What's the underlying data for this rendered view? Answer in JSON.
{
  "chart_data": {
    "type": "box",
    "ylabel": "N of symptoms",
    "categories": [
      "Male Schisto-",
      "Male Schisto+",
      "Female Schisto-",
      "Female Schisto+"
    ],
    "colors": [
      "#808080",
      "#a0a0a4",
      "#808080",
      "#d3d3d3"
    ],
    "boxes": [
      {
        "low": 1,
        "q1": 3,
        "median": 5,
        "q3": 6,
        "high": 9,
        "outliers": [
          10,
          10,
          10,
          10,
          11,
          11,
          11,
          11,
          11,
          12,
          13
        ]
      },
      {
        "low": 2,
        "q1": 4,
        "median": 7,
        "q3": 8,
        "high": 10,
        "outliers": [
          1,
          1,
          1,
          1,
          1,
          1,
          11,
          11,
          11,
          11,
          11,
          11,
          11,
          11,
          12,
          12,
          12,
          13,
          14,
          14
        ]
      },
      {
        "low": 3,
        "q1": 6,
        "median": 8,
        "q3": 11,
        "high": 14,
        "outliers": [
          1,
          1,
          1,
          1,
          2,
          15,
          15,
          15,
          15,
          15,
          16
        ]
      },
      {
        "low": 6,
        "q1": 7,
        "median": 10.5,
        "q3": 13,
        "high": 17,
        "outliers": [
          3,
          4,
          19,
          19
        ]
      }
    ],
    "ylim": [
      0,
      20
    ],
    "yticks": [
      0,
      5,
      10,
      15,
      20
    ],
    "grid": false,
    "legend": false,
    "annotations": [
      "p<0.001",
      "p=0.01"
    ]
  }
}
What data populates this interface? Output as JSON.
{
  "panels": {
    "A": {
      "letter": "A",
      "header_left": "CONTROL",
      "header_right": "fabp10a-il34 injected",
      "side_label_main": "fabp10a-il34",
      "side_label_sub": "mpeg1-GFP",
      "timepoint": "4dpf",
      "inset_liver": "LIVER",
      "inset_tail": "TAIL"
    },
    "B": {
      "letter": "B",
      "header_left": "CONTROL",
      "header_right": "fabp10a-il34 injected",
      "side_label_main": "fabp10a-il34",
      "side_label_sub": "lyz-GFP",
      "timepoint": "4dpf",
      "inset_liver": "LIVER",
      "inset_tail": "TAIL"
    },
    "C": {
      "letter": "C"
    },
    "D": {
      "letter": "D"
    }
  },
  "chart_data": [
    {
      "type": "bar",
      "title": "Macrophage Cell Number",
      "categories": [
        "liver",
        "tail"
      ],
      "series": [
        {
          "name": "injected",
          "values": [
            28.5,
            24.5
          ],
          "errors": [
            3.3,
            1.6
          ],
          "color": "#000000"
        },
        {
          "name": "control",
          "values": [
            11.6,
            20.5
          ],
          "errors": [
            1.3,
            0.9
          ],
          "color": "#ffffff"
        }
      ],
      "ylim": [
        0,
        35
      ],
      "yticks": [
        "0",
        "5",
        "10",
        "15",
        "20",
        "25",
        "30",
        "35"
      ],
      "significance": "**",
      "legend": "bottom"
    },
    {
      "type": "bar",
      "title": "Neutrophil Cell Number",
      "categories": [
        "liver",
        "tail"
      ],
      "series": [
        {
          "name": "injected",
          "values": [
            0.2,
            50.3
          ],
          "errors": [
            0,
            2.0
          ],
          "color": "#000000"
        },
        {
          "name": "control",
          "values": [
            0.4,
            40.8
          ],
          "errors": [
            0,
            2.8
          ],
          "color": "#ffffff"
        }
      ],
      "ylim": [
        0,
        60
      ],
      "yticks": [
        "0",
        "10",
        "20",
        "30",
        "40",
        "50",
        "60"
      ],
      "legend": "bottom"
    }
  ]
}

********

Task description ▸
Set down every record above exactly as given.

Task answer ▸
What's the underlying data for this rendered view? Answer in JSON.
{
  "chart_data": {
    "type": "box",
    "ylabel": "N of symptoms",
    "categories": [
      "Male Schisto-",
      "Male Schisto+",
      "Female Schisto-",
      "Female Schisto+"
    ],
    "colors": [
      "#808080",
      "#a0a0a4",
      "#808080",
      "#d3d3d3"
    ],
    "boxes": [
      {
        "low": 1,
        "q1": 3,
        "median": 5,
        "q3": 6,
        "high": 9,
        "outliers": [
          10,
          10,
          10,
          10,
          11,
          11,
          11,
          11,
          11,
          12,
          13
        ]
      },
      {
        "low": 2,
        "q1": 4,
        "median": 7,
        "q3": 8,
        "high": 10,
        "outliers": [
          1,
          1,
          1,
          1,
          1,
          1,
          11,
          11,
          11,
          11,
          11,
          11,
          11,
          11,
          12,
          12,
          12,
          13,
          14,
          14
        ]
      },
      {
        "low": 3,
        "q1": 6,
        "median": 8,
        "q3": 11,
        "high": 14,
        "outliers": [
          1,
          1,
          1,
          1,
          2,
          15,
          15,
          15,
          15,
          15,
          16
        ]
      },
      {
        "low": 6,
        "q1": 7,
        "median": 10.5,
        "q3": 13,
        "high": 17,
        "outliers": [
          3,
          4,
          19,
          19
        ]
      }
    ],
    "ylim": [
      0,
      20
    ],
    "yticks": [
      0,
      5,
      10,
      15,
      20
    ],
    "grid": false,
    "legend": false,
    "annotations": [
      "p<0.001",
      "p=0.01"
    ]
  }
}
What data populates this interface? Output as JSON.
{
  "panels": {
    "A": {
      "letter": "A",
      "header_left": "CONTROL",
      "header_right": "fabp10a-il34 injected",
      "side_label_main": "fabp10a-il34",
      "side_label_sub": "mpeg1-GFP",
      "timepoint": "4dpf",
      "inset_liver": "LIVER",
      "inset_tail": "TAIL"
    },
    "B": {
      "letter": "B",
      "header_left": "CONTROL",
      "header_right": "fabp10a-il34 injected",
      "side_label_main": "fabp10a-il34",
      "side_label_sub": "lyz-GFP",
      "timepoint": "4dpf",
      "inset_liver": "LIVER",
      "inset_tail": "TAIL"
    },
    "C": {
      "letter": "C"
    },
    "D": {
      "letter": "D"
    }
  },
  "chart_data": [
    {
      "type": "bar",
      "title": "Macrophage Cell Number",
      "categories": [
        "liver",
        "tail"
      ],
      "series": [
        {
          "name": "injected",
          "values": [
            28.5,
            24.5
          ],
          "errors": [
            3.3,
            1.6
          ],
          "color": "#000000"
        },
        {
          "name": "control",
          "values": [
            11.6,
            20.5
          ],
          "errors": [
            1.3,
            0.9
          ],
          "color": "#ffffff"
        }
      ],
      "ylim": [
        0,
        35
      ],
      "yticks": [
        "0",
        "5",
        "10",
        "15",
        "20",
        "25",
        "30",
        "35"
      ],
      "significance": "**",
      "legend": "bottom"
    },
    {
      "type": "bar",
      "title": "Neutrophil Cell Number",
      "categories": [
        "liver",
        "tail"
      ],
      "series": [
        {
          "name": "injected",
          "values": [
            0.2,
            50.3
          ],
          "errors": [
            0,
            2.0
          ],
          "color": "#000000"
        },
        {
          "name": "control",
          "values": [
            0.4,
            40.8
          ],
          "errors": [
            0,
            2.8
          ],
          "color": "#ffffff"
        }
      ],
      "ylim": [
        0,
        60
      ],
      "yticks": [
        "0",
        "10",
        "20",
        "30",
        "40",
        "50",
        "60"
      ],
      "legend": "bottom"
    }
  ]
}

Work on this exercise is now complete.